SET TASK:
Return the entries verbatim and drop every picture.

++++++++++

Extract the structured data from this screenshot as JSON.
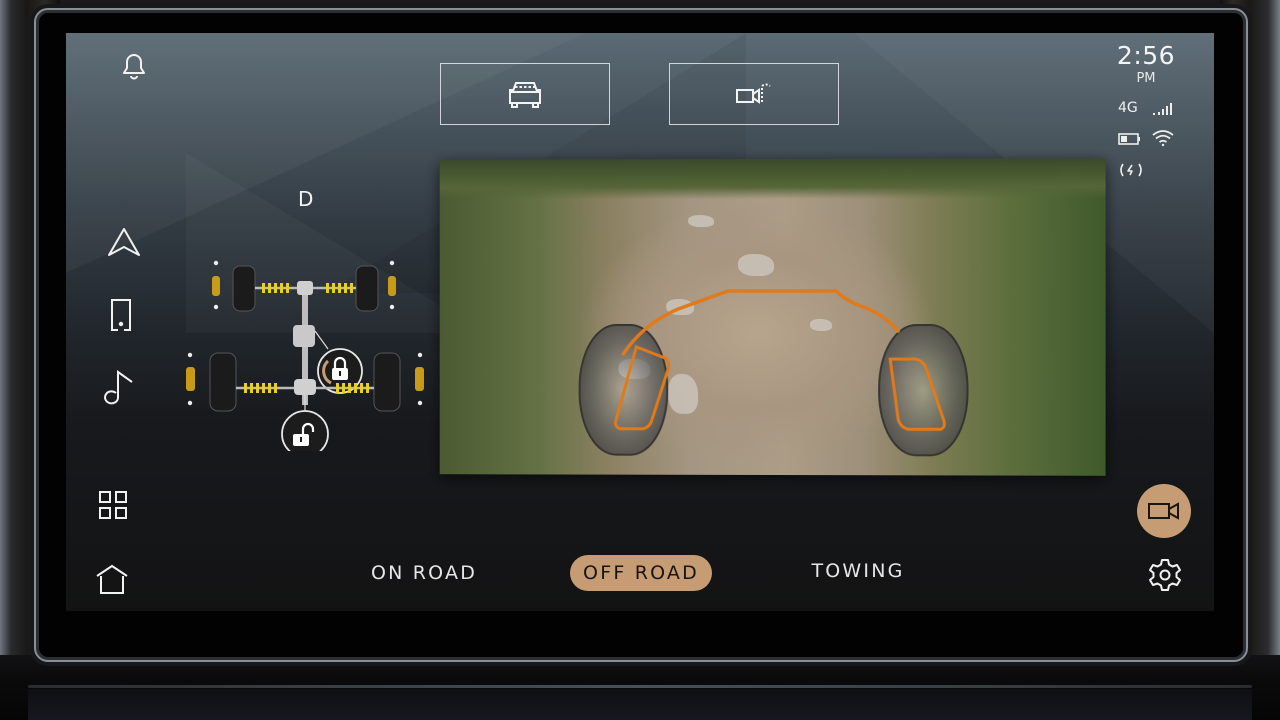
{
  "status": {
    "time": "2:56",
    "ampm": "PM",
    "network": "4G",
    "icons": [
      "signal-bars-icon",
      "battery-icon",
      "wifi-icon",
      "wireless-charging-icon"
    ]
  },
  "sidebar": {
    "items": [
      {
        "name": "notifications",
        "icon": "bell-icon"
      },
      {
        "name": "navigation",
        "icon": "navigation-arrow-icon"
      },
      {
        "name": "phone",
        "icon": "phone-icon"
      },
      {
        "name": "media",
        "icon": "music-note-icon"
      },
      {
        "name": "apps",
        "icon": "grid-icon"
      },
      {
        "name": "home",
        "icon": "home-icon"
      }
    ]
  },
  "camera_views": [
    {
      "name": "front-view",
      "icon": "car-front-icon"
    },
    {
      "name": "camera-switch",
      "icon": "camera-view-icon"
    }
  ],
  "drivetrain": {
    "gear": "D",
    "center_diff": {
      "state": "locked",
      "icon": "lock-icon",
      "lock_progress": 0.35
    },
    "rear_diff": {
      "state": "unlocked",
      "icon": "unlock-icon"
    },
    "accent_color": "#c69c74",
    "spring_color": "#e8d01c",
    "damper_color": "#c79a18"
  },
  "modes": {
    "tabs": [
      {
        "label": "ON ROAD",
        "active": false
      },
      {
        "label": "OFF ROAD",
        "active": true
      },
      {
        "label": "TOWING",
        "active": false
      }
    ],
    "accent_color": "#c69c74"
  },
  "controls": {
    "camera_button_icon": "video-camera-icon",
    "settings_icon": "gear-icon"
  },
  "camera_feed": {
    "description": "Front off-road camera view with wheel overlay and orange trajectory guide",
    "guide_color": "#e07a1a"
  }
}
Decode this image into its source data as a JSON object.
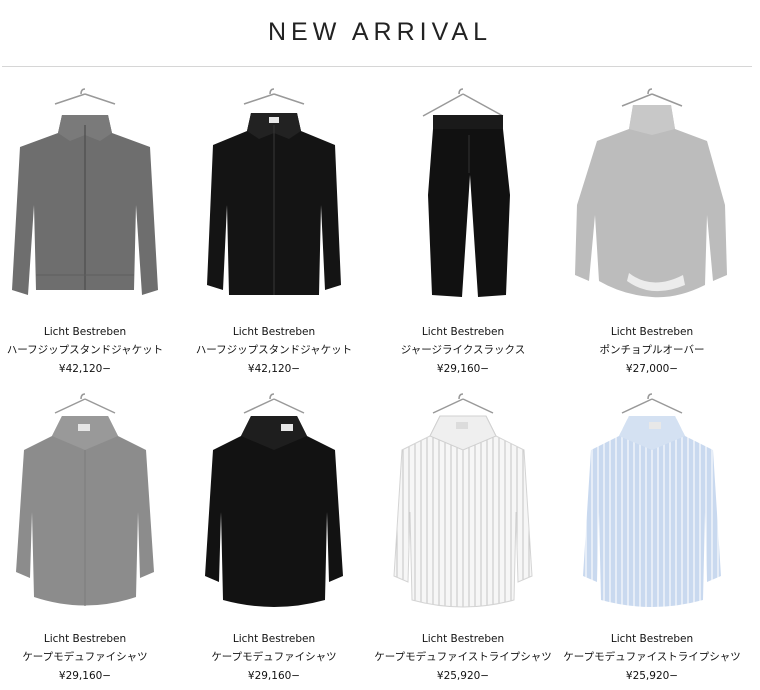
{
  "section_title": "NEW ARRIVAL",
  "products": [
    {
      "brand": "Licht Bestreben",
      "name": "ハーフジップスタンドジャケット",
      "price": "¥42,120−",
      "image": "grey-half-zip-jacket",
      "color": "#6e6e6e"
    },
    {
      "brand": "Licht Bestreben",
      "name": "ハーフジップスタンドジャケット",
      "price": "¥42,120−",
      "image": "black-half-zip-jacket",
      "color": "#141414"
    },
    {
      "brand": "Licht Bestreben",
      "name": "ジャージライクスラックス",
      "price": "¥29,160−",
      "image": "black-slacks",
      "color": "#111111"
    },
    {
      "brand": "Licht Bestreben",
      "name": "ポンチョプルオーバー",
      "price": "¥27,000−",
      "image": "grey-poncho-pullover",
      "color": "#b8b8b8"
    },
    {
      "brand": "Licht Bestreben",
      "name": "ケープモデュファイシャツ",
      "price": "¥29,160−",
      "image": "grey-cape-shirt",
      "color": "#8c8c8c"
    },
    {
      "brand": "Licht Bestreben",
      "name": "ケープモデュファイシャツ",
      "price": "¥29,160−",
      "image": "black-cape-shirt",
      "color": "#121212"
    },
    {
      "brand": "Licht Bestreben",
      "name": "ケープモデュファイストライプシャツ",
      "price": "¥25,920−",
      "image": "white-stripe-cape-shirt",
      "color": "#f3f3f3"
    },
    {
      "brand": "Licht Bestreben",
      "name": "ケープモデュファイストライプシャツ",
      "price": "¥25,920−",
      "image": "blue-stripe-cape-shirt",
      "color": "#bcd0ea"
    }
  ]
}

++++++++++

WRITTEN SOLUTION:
Extract the structured data from this screenshot as JSON.
{
  "status": {
    "time": "2:56",
    "ampm": "PM",
    "network": "4G",
    "icons": [
      "signal-bars-icon",
      "battery-icon",
      "wifi-icon",
      "wireless-charging-icon"
    ]
  },
  "sidebar": {
    "items": [
      {
        "name": "notifications",
        "icon": "bell-icon"
      },
      {
        "name": "navigation",
        "icon": "navigation-arrow-icon"
      },
      {
        "name": "phone",
        "icon": "phone-icon"
      },
      {
        "name": "media",
        "icon": "music-note-icon"
      },
      {
        "name": "apps",
        "icon": "grid-icon"
      },
      {
        "name": "home",
        "icon": "home-icon"
      }
    ]
  },
  "camera_views": [
    {
      "name": "front-view",
      "icon": "car-front-icon"
    },
    {
      "name": "camera-switch",
      "icon": "camera-view-icon"
    }
  ],
  "drivetrain": {
    "gear": "D",
    "center_diff": {
      "state": "locked",
      "icon": "lock-icon",
      "lock_progress": 0.35
    },
    "rear_diff": {
      "state": "unlocked",
      "icon": "unlock-icon"
    },
    "accent_color": "#c69c74",
    "spring_color": "#e8d01c",
    "damper_color": "#c79a18"
  },
  "modes": {
    "tabs": [
      {
        "label": "ON ROAD",
        "active": false
      },
      {
        "label": "OFF ROAD",
        "active": true
      },
      {
        "label": "TOWING",
        "active": false
      }
    ],
    "accent_color": "#c69c74"
  },
  "controls": {
    "camera_button_icon": "video-camera-icon",
    "settings_icon": "gear-icon"
  },
  "camera_feed": {
    "description": "Front off-road camera view with wheel overlay and orange trajectory guide",
    "guide_color": "#e07a1a"
  }
}
Decode this image into its source data as a JSON object.
{
  "section_title": "NEW ARRIVAL",
  "products": [
    {
      "brand": "Licht Bestreben",
      "name": "ハーフジップスタンドジャケット",
      "price": "¥42,120−",
      "image": "grey-half-zip-jacket",
      "color": "#6e6e6e"
    },
    {
      "brand": "Licht Bestreben",
      "name": "ハーフジップスタンドジャケット",
      "price": "¥42,120−",
      "image": "black-half-zip-jacket",
      "color": "#141414"
    },
    {
      "brand": "Licht Bestreben",
      "name": "ジャージライクスラックス",
      "price": "¥29,160−",
      "image": "black-slacks",
      "color": "#111111"
    },
    {
      "brand": "Licht Bestreben",
      "name": "ポンチョプルオーバー",
      "price": "¥27,000−",
      "image": "grey-poncho-pullover",
      "color": "#b8b8b8"
    },
    {
      "brand": "Licht Bestreben",
      "name": "ケープモデュファイシャツ",
      "price": "¥29,160−",
      "image": "grey-cape-shirt",
      "color": "#8c8c8c"
    },
    {
      "brand": "Licht Bestreben",
      "name": "ケープモデュファイシャツ",
      "price": "¥29,160−",
      "image": "black-cape-shirt",
      "color": "#121212"
    },
    {
      "brand": "Licht Bestreben",
      "name": "ケープモデュファイストライプシャツ",
      "price": "¥25,920−",
      "image": "white-stripe-cape-shirt",
      "color": "#f3f3f3"
    },
    {
      "brand": "Licht Bestreben",
      "name": "ケープモデュファイストライプシャツ",
      "price": "¥25,920−",
      "image": "blue-stripe-cape-shirt",
      "color": "#bcd0ea"
    }
  ]
}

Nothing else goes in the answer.